● **To do**:
Gather all lines with the word "title" in them.

|---|

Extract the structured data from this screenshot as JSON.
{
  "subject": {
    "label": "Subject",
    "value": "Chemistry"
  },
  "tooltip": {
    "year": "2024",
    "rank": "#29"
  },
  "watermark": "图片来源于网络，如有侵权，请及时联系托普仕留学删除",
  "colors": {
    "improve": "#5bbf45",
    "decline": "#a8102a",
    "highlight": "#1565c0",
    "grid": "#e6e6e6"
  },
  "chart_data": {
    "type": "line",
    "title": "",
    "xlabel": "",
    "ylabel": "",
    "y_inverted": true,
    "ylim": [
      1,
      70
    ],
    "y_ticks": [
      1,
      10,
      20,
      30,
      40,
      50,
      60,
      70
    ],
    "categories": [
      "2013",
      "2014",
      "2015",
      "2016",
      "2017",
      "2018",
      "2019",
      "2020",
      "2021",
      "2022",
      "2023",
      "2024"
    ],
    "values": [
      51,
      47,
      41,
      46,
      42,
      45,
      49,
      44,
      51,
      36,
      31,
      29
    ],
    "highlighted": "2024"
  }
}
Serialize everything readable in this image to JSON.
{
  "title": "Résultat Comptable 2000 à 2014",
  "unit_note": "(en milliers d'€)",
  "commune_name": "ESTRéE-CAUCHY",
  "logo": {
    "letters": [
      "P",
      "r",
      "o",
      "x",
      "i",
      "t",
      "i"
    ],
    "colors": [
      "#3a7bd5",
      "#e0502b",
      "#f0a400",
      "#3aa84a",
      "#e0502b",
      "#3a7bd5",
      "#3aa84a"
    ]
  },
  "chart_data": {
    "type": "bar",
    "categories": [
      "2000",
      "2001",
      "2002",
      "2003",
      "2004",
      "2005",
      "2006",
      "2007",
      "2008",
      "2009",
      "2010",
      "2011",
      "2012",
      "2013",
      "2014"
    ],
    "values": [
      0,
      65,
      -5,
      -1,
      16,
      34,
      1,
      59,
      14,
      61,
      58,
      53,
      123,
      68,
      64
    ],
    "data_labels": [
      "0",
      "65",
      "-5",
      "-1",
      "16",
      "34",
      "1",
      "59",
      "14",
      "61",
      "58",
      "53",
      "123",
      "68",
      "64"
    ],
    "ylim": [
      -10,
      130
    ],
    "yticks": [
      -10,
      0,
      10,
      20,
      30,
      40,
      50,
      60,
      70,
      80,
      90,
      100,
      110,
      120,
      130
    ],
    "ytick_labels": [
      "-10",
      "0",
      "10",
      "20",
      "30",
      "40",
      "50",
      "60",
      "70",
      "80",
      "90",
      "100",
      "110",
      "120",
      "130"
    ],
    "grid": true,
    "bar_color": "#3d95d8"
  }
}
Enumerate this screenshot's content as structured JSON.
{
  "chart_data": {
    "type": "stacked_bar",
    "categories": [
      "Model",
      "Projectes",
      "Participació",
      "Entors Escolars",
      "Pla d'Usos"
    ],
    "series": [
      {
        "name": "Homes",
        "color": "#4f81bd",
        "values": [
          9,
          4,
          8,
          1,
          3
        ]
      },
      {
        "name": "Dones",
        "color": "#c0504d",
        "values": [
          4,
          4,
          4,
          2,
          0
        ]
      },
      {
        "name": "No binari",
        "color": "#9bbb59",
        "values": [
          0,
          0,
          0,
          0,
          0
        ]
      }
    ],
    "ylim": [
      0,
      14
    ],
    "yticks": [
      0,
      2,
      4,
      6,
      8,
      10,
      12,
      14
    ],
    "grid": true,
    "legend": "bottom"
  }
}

|---|

● **Result below**:
    "title": "",
  "title": "Résultat Comptable 2000 à 2014",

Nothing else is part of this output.